Do this> Will you print the material below without altering a single character?

Records for processing>

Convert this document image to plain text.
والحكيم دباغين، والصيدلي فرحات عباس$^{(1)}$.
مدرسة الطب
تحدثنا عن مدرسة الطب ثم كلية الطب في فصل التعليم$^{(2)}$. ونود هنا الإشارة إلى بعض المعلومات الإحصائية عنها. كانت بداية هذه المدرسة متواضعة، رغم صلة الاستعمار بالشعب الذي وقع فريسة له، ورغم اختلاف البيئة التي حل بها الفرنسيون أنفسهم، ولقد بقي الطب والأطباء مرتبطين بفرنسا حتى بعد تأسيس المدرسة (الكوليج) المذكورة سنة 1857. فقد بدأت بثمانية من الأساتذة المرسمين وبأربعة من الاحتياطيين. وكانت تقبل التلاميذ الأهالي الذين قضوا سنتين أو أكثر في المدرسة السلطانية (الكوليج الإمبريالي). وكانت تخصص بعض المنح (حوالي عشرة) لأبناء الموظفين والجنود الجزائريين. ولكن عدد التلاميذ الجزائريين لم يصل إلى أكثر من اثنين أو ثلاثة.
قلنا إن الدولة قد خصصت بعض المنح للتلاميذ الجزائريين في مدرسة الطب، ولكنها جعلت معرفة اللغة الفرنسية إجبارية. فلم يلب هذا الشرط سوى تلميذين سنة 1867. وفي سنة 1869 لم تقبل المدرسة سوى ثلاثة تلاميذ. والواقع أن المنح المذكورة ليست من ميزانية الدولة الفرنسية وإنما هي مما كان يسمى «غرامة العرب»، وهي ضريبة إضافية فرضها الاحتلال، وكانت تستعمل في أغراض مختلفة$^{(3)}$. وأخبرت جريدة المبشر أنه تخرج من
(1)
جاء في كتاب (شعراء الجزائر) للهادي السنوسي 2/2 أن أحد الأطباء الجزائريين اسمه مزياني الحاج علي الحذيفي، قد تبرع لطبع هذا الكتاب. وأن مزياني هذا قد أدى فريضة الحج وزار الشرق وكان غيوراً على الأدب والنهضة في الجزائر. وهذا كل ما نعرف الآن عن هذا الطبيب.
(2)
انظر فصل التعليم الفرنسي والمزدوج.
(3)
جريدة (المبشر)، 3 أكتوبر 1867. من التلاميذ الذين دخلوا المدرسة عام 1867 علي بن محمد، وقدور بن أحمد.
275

Output below>
Convert this document image to plain text.
والحكيم دباغين، والصيدلي فرحات عباس$^{(1)}$.
مدرسة الطب
تحدثنا عن مدرسة الطب ثم كلية الطب في فصل التعليم$^{(2)}$. ونود هنا الإشارة إلى بعض المعلومات الإحصائية عنها. كانت بداية هذه المدرسة متواضعة، رغم صلة الاستعمار بالشعب الذي وقع فريسة له، ورغم اختلاف البيئة التي حل بها الفرنسيون أنفسهم، ولقد بقي الطب والأطباء مرتبطين بفرنسا حتى بعد تأسيس المدرسة (الكوليج) المذكورة سنة 1857. فقد بدأت بثمانية من الأساتذة المرسمين وبأربعة من الاحتياطيين. وكانت تقبل التلاميذ الأهالي الذين قضوا سنتين أو أكثر في المدرسة السلطانية (الكوليج الإمبريالي). وكانت تخصص بعض المنح (حوالي عشرة) لأبناء الموظفين والجنود الجزائريين. ولكن عدد التلاميذ الجزائريين لم يصل إلى أكثر من اثنين أو ثلاثة.
قلنا إن الدولة قد خصصت بعض المنح للتلاميذ الجزائريين في مدرسة الطب، ولكنها جعلت معرفة اللغة الفرنسية إجبارية. فلم يلب هذا الشرط سوى تلميذين سنة 1867. وفي سنة 1869 لم تقبل المدرسة سوى ثلاثة تلاميذ. والواقع أن المنح المذكورة ليست من ميزانية الدولة الفرنسية وإنما هي مما كان يسمى «غرامة العرب»، وهي ضريبة إضافية فرضها الاحتلال، وكانت تستعمل في أغراض مختلفة$^{(3)}$. وأخبرت جريدة المبشر أنه تخرج من
(1)
جاء في كتاب (شعراء الجزائر) للهادي السنوسي 2/2 أن أحد الأطباء الجزائريين اسمه مزياني الحاج علي الحذيفي، قد تبرع لطبع هذا الكتاب. وأن مزياني هذا قد أدى فريضة الحج وزار الشرق وكان غيوراً على الأدب والنهضة في الجزائر. وهذا كل ما نعرف الآن عن هذا الطبيب.
(2)
انظر فصل التعليم الفرنسي والمزدوج.
(3)
جريدة (المبشر)، 3 أكتوبر 1867. من التلاميذ الذين دخلوا المدرسة عام 1867 علي بن محمد، وقدور بن أحمد.
275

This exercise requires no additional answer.